- Stored data entries
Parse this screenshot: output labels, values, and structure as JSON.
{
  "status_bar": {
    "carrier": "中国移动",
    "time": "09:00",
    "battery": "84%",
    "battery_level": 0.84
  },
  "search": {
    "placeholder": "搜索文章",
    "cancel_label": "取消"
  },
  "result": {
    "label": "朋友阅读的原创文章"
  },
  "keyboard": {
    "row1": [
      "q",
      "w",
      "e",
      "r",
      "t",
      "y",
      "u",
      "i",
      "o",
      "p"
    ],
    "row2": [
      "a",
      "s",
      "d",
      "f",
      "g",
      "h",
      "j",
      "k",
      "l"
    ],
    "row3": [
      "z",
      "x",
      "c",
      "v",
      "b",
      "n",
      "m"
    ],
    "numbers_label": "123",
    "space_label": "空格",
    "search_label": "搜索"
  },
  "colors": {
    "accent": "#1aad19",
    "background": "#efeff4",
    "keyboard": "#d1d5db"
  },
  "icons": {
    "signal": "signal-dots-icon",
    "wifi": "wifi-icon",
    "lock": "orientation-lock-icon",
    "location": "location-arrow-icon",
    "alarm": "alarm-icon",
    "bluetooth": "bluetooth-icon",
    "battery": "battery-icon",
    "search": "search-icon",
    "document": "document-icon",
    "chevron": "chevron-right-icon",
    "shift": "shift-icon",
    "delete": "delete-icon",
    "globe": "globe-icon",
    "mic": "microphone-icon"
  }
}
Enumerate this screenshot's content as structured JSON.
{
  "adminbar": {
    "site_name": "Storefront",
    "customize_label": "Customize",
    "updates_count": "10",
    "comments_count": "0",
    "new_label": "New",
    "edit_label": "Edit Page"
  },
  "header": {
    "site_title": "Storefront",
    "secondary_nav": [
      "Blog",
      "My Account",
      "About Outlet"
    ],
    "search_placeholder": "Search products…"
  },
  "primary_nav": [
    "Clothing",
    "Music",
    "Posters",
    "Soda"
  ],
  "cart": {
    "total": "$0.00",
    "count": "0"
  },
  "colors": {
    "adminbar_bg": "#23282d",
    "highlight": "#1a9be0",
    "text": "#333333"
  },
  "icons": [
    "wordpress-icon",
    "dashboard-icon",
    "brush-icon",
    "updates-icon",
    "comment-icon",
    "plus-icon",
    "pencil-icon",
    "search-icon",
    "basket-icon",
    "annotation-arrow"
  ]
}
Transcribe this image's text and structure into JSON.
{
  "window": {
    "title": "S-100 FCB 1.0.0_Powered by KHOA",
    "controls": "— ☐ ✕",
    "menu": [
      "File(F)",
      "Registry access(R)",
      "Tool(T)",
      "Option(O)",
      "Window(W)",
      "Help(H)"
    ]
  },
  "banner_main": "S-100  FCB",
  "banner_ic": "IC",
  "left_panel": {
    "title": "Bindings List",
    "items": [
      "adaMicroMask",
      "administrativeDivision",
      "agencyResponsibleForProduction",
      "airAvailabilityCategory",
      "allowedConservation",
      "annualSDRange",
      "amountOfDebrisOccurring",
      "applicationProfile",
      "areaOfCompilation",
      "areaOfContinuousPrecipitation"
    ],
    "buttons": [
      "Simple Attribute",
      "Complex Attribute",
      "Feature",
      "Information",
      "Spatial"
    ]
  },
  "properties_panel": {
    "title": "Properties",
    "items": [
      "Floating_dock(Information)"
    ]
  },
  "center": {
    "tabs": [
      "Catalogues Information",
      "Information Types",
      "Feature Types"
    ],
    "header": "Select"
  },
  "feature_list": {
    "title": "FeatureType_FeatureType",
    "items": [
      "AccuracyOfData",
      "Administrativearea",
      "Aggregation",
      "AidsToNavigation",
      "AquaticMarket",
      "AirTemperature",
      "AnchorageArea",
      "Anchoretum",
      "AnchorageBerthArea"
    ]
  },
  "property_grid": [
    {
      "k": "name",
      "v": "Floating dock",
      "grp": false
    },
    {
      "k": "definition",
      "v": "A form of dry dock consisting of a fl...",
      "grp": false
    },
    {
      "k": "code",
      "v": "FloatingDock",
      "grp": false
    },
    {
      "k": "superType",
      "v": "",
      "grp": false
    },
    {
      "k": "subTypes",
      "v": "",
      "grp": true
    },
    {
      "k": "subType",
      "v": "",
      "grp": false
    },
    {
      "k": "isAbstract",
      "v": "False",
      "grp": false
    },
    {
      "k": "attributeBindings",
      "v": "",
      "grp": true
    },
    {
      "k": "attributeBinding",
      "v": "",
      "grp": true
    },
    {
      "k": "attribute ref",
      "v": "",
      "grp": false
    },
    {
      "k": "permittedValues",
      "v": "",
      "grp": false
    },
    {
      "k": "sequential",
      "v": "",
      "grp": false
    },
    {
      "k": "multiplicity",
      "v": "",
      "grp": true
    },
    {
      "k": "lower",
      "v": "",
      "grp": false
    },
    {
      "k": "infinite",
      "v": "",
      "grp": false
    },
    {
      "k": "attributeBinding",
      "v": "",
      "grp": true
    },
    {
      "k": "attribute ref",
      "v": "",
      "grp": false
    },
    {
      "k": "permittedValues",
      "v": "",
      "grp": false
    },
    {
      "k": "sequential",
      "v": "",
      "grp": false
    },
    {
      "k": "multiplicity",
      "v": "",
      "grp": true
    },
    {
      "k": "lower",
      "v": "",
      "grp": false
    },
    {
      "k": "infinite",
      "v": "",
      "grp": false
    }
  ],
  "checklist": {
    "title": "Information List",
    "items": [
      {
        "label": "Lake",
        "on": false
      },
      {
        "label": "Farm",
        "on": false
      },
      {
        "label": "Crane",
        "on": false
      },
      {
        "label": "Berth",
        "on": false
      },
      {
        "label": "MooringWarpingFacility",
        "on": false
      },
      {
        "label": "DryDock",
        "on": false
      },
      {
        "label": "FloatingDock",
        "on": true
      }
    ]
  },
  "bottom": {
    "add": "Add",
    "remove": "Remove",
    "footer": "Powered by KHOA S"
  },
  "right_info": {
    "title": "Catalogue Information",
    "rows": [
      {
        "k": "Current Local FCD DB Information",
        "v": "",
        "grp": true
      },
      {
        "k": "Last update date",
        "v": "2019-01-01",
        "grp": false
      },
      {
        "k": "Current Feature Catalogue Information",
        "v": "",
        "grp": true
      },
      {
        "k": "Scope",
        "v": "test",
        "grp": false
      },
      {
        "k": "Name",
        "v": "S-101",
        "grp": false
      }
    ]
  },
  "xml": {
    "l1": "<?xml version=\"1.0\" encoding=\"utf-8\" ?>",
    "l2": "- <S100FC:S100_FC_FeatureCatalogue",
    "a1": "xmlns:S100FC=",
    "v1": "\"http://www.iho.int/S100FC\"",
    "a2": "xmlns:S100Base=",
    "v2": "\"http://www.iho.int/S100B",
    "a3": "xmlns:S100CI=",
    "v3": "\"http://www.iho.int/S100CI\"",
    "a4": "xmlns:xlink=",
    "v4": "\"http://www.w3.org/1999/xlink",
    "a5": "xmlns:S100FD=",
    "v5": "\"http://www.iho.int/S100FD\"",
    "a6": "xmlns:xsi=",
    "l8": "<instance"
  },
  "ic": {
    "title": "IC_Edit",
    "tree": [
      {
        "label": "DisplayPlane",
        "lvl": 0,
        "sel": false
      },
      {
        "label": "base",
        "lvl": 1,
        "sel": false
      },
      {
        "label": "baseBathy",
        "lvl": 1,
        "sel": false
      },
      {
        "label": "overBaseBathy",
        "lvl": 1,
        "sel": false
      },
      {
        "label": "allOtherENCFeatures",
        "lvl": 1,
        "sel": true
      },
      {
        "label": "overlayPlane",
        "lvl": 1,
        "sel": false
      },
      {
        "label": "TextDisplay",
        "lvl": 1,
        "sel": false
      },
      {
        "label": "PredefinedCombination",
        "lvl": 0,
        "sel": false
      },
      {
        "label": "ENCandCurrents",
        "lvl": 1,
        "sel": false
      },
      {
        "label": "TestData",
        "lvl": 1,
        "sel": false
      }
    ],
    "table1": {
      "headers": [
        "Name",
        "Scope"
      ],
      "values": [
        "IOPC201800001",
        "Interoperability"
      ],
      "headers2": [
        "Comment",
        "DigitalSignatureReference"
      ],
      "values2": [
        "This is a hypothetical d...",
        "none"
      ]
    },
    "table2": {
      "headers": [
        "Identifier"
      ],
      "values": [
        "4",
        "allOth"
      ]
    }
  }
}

- WHAT THE EXERCISE ASKS
Working from the entries above, return all lines that contain "screenshot".

- EXPECTED OUTPUT
Parse this screenshot: output labels, values, and structure as JSON.
Enumerate this screenshot's content as structured JSON.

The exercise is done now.